### Challenge
Your answer should be a single number: the count of lines containing the string "JSON".
-- Start Data in this exercise --
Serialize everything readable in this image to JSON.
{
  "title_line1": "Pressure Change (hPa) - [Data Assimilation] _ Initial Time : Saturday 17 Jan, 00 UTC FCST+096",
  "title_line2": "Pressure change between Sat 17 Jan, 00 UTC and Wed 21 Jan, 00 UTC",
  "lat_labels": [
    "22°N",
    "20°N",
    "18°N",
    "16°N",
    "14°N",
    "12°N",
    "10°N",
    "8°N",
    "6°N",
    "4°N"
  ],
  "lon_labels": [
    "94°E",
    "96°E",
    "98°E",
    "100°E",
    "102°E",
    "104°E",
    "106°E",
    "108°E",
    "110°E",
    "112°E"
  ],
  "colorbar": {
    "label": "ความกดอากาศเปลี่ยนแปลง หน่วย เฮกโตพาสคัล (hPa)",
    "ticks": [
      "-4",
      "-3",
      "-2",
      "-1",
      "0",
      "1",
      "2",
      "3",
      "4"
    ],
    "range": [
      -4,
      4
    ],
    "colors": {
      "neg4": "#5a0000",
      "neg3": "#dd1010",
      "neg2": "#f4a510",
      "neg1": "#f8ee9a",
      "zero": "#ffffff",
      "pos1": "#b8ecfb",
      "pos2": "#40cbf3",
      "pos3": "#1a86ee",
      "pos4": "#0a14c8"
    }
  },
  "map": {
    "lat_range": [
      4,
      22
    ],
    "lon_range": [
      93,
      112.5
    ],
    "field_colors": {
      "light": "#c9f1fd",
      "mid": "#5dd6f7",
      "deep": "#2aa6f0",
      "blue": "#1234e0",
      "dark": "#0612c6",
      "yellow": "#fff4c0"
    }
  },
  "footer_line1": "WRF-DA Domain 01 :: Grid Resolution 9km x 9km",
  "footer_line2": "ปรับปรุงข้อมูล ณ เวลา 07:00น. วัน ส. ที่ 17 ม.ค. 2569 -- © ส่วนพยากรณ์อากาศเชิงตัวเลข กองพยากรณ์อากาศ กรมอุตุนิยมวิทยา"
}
-- End Data in this exercise --
-- Start Data in this exercise --
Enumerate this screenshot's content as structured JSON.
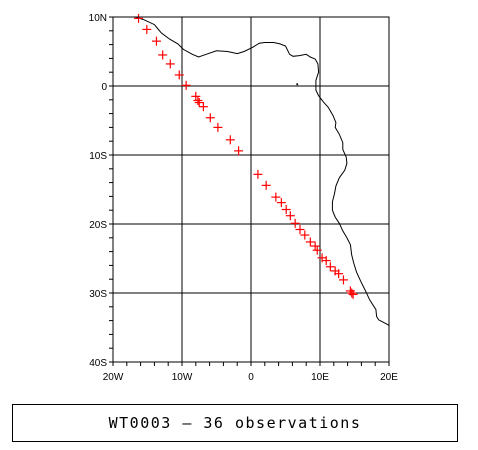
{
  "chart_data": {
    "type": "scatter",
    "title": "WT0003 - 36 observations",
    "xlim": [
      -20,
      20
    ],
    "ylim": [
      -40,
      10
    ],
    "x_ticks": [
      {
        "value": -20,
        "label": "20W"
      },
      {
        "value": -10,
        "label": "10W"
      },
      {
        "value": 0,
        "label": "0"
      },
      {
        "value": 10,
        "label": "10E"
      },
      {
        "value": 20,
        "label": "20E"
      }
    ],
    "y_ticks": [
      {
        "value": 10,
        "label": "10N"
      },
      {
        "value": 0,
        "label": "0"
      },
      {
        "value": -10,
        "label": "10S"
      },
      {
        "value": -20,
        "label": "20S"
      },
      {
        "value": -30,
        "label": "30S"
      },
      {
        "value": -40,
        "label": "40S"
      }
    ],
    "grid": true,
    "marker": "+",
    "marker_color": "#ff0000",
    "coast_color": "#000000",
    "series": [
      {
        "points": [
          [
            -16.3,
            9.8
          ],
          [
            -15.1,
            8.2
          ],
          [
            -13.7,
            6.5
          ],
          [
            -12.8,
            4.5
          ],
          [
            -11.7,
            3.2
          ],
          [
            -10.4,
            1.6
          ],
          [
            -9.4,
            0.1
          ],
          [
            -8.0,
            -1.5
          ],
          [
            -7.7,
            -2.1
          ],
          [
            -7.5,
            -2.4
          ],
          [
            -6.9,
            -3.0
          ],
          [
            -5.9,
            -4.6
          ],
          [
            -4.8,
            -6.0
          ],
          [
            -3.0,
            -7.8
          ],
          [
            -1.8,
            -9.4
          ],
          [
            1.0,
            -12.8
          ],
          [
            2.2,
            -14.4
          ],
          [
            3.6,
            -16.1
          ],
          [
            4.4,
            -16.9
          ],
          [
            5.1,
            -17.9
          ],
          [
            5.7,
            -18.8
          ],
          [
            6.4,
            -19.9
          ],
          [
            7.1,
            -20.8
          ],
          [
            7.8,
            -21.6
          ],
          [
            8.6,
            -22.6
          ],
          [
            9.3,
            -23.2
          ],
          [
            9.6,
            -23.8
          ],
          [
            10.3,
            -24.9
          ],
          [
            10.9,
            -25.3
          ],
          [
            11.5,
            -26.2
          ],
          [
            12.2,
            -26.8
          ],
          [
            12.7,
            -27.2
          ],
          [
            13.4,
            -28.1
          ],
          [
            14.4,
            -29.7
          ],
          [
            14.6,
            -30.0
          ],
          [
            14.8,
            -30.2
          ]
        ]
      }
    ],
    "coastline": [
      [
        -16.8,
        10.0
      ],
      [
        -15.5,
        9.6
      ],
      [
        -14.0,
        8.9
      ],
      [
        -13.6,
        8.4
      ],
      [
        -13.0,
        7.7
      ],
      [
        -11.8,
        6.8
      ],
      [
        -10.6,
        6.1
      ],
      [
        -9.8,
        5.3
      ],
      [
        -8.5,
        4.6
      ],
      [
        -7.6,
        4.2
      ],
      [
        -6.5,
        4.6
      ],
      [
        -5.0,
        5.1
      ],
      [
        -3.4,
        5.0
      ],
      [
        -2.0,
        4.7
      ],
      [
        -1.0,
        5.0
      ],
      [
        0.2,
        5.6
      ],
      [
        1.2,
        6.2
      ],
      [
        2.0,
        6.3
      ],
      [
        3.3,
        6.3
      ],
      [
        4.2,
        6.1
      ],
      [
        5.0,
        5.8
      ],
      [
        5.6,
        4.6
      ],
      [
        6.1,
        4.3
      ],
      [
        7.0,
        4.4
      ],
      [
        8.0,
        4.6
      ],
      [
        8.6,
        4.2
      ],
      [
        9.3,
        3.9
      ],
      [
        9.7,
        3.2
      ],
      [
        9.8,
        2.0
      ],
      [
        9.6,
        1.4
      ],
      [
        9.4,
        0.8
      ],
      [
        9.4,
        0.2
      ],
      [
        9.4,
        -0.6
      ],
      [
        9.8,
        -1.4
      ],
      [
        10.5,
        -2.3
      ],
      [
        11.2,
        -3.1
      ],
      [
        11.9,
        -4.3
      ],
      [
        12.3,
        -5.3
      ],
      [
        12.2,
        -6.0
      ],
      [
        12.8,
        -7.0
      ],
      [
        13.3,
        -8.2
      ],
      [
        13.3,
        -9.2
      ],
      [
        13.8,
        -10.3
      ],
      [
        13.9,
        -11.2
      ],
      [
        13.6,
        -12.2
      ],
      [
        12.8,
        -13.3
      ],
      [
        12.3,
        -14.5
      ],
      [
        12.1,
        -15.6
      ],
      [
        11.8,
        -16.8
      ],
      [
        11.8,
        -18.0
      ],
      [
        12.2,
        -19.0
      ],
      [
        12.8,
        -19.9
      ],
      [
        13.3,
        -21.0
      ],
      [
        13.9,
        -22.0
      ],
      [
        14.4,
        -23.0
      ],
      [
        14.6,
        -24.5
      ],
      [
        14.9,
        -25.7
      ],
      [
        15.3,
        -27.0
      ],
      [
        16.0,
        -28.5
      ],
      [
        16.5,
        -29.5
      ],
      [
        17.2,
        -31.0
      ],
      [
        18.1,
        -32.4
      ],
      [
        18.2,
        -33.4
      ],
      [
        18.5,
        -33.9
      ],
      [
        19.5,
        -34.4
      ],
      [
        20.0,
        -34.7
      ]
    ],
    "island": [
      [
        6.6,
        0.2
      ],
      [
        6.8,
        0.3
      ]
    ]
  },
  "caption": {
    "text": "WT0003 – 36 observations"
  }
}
-- End Data in this exercise --
-- Start Data in this exercise --
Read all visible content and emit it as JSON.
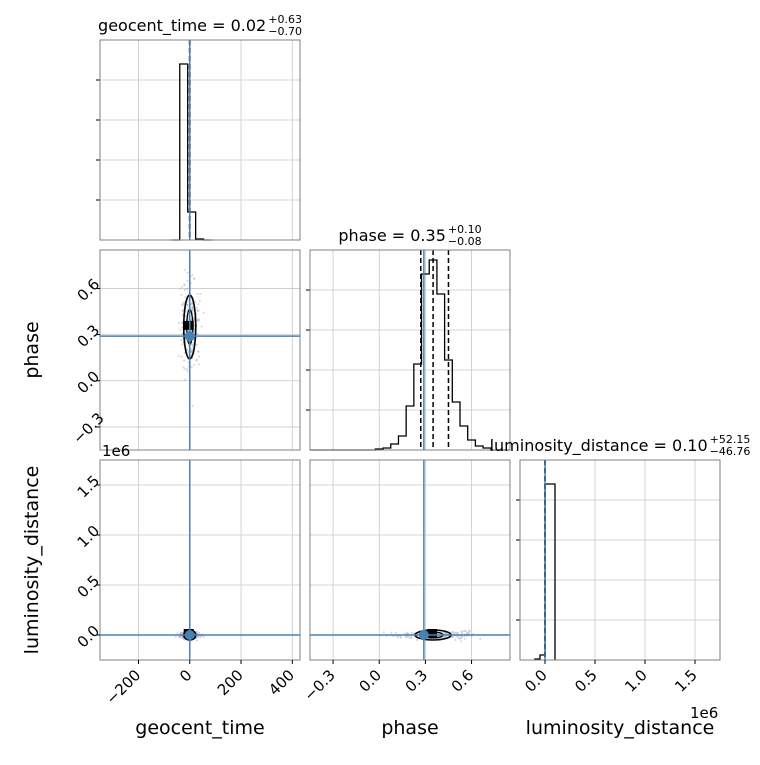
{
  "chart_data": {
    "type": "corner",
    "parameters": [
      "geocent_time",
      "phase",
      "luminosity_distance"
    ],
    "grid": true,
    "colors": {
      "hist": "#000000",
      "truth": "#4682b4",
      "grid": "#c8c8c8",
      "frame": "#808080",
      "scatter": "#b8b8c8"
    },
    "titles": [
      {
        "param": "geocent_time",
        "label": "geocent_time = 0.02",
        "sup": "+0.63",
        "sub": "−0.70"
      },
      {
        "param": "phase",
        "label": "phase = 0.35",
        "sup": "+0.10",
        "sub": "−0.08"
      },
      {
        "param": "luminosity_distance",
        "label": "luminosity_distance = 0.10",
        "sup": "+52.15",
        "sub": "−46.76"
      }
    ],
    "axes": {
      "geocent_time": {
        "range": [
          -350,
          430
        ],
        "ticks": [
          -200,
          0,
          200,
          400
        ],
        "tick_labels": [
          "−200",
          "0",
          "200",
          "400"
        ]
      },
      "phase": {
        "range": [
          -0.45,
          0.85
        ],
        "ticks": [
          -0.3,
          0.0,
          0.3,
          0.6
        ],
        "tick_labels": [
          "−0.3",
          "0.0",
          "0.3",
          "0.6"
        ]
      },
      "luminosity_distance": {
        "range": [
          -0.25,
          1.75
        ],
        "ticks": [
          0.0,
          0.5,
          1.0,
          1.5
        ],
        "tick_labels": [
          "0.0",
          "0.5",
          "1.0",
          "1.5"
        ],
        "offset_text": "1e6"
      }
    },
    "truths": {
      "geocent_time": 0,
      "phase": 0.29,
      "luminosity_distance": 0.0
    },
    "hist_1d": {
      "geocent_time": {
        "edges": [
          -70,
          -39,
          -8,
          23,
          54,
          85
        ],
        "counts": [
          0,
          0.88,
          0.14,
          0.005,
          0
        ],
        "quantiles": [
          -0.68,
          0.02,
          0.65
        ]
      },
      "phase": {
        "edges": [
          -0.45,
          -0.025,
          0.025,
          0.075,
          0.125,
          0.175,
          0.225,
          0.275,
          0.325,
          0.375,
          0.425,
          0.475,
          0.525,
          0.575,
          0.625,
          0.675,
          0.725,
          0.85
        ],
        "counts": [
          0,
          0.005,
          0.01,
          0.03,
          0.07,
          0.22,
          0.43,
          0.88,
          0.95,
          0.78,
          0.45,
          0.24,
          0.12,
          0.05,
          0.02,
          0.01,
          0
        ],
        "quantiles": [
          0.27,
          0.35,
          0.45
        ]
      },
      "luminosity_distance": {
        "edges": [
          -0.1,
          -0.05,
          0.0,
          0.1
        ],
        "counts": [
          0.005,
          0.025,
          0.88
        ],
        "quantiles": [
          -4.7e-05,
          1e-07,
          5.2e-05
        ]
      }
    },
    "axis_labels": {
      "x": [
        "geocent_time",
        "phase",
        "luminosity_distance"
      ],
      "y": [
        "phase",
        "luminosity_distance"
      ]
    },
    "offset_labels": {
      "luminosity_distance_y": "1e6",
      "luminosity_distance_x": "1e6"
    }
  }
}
-- End Data in this exercise --
### Answer to this exercise
3